» Input records:
[START]

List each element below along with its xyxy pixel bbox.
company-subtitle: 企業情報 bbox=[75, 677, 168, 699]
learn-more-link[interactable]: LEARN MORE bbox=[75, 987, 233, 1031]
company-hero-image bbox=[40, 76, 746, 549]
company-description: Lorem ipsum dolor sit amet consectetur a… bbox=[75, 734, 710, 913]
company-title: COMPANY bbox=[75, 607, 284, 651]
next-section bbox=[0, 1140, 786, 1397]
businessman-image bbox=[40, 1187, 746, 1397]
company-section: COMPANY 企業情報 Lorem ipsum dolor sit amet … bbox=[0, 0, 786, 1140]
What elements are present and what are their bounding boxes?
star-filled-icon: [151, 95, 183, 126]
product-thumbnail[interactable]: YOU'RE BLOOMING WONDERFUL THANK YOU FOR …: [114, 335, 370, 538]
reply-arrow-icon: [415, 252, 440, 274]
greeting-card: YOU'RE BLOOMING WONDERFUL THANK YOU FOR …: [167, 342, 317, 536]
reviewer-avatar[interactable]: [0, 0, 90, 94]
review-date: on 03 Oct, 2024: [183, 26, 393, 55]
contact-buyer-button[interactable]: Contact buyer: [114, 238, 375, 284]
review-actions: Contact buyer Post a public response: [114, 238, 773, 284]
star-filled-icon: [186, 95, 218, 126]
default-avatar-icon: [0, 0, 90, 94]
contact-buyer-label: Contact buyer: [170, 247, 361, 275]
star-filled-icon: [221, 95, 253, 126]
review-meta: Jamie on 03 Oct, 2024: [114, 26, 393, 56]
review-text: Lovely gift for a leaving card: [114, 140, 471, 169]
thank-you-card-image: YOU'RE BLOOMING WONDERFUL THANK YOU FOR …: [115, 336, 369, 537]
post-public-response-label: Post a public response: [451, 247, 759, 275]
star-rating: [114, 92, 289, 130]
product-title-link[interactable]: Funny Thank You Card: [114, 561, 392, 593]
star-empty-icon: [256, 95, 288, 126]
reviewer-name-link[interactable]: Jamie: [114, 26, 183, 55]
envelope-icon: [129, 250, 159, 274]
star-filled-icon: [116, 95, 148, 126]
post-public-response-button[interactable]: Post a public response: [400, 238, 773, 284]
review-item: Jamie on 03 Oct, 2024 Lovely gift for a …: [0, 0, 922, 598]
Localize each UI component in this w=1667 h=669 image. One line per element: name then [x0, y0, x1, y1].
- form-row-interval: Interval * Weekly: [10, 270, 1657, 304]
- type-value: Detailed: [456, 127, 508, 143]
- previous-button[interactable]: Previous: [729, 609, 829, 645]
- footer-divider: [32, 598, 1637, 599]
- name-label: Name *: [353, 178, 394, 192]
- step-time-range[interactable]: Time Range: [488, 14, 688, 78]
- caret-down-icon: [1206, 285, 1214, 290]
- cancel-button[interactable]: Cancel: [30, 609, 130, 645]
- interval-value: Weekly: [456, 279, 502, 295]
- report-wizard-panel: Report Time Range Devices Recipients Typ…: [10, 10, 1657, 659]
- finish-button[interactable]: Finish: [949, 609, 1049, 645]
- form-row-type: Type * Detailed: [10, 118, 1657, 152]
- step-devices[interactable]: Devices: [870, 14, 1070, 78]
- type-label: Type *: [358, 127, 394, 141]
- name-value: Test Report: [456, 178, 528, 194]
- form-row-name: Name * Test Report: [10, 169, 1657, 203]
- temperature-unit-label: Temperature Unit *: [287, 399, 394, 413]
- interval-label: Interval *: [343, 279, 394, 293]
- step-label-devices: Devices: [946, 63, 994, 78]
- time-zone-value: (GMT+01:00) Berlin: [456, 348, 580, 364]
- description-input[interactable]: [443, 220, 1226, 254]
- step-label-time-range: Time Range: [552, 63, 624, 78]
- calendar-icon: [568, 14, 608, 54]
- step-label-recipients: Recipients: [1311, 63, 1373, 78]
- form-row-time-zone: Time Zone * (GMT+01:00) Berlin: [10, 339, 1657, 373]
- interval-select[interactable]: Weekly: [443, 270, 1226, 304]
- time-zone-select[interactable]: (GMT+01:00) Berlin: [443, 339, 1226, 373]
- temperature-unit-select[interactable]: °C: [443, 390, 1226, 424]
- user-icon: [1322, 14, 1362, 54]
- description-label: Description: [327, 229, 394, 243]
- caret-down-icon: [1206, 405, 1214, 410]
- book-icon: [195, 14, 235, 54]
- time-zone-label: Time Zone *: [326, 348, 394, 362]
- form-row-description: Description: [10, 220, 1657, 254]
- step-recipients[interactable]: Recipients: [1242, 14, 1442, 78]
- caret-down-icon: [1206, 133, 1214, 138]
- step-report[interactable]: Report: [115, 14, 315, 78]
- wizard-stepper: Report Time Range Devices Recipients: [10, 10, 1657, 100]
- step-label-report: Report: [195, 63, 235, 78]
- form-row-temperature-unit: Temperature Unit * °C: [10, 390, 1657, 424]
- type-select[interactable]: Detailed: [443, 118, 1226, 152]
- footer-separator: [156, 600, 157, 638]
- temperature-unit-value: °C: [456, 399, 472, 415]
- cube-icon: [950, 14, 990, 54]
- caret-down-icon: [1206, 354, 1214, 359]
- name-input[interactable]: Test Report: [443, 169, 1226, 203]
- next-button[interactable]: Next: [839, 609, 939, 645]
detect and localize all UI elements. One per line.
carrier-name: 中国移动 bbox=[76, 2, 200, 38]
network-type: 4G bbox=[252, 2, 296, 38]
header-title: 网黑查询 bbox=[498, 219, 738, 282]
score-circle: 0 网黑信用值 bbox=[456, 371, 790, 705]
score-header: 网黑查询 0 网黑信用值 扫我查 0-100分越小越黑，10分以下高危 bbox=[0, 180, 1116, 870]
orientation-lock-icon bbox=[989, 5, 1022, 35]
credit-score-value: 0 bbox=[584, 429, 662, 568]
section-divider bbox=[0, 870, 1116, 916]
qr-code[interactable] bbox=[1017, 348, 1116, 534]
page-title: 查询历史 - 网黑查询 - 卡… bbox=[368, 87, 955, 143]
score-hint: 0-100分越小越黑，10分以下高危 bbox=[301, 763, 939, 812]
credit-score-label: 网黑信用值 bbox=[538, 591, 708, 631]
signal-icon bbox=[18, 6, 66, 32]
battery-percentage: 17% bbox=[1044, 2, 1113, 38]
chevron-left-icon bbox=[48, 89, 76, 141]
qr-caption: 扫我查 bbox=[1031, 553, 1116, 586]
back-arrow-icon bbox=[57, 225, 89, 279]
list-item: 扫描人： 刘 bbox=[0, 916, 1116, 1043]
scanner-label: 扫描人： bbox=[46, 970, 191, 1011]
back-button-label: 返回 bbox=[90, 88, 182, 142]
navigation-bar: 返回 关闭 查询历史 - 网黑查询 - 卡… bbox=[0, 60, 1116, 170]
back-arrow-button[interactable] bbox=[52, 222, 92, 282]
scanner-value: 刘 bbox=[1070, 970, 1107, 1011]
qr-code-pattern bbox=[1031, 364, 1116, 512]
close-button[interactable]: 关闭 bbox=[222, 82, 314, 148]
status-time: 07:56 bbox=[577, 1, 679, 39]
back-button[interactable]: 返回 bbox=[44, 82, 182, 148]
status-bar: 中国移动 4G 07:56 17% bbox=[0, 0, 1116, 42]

[END]

Echo the items line for line from the start of the items through the line that contains "product-title-link[interactable]: Funny Thank", including that line.

» Complete answer:
List each element below along with its xyxy pixel bbox.
company-subtitle: 企業情報 bbox=[75, 677, 168, 699]
learn-more-link[interactable]: LEARN MORE bbox=[75, 987, 233, 1031]
company-hero-image bbox=[40, 76, 746, 549]
company-description: Lorem ipsum dolor sit amet consectetur a… bbox=[75, 734, 710, 913]
company-title: COMPANY bbox=[75, 607, 284, 651]
next-section bbox=[0, 1140, 786, 1397]
businessman-image bbox=[40, 1187, 746, 1397]
company-section: COMPANY 企業情報 Lorem ipsum dolor sit amet … bbox=[0, 0, 786, 1140]
What elements are present and what are their bounding boxes?
star-filled-icon: [151, 95, 183, 126]
product-thumbnail[interactable]: YOU'RE BLOOMING WONDERFUL THANK YOU FOR …: [114, 335, 370, 538]
reply-arrow-icon: [415, 252, 440, 274]
greeting-card: YOU'RE BLOOMING WONDERFUL THANK YOU FOR …: [167, 342, 317, 536]
reviewer-avatar[interactable]: [0, 0, 90, 94]
review-date: on 03 Oct, 2024: [183, 26, 393, 55]
contact-buyer-button[interactable]: Contact buyer: [114, 238, 375, 284]
review-actions: Contact buyer Post a public response: [114, 238, 773, 284]
star-filled-icon: [186, 95, 218, 126]
default-avatar-icon: [0, 0, 90, 94]
contact-buyer-label: Contact buyer: [170, 247, 361, 275]
star-filled-icon: [221, 95, 253, 126]
review-meta: Jamie on 03 Oct, 2024: [114, 26, 393, 56]
review-text: Lovely gift for a leaving card: [114, 140, 471, 169]
thank-you-card-image: YOU'RE BLOOMING WONDERFUL THANK YOU FOR …: [115, 336, 369, 537]
post-public-response-label: Post a public response: [451, 247, 759, 275]
star-rating: [114, 92, 289, 130]
product-title-link[interactable]: Funny Thank You Card: [114, 561, 392, 593]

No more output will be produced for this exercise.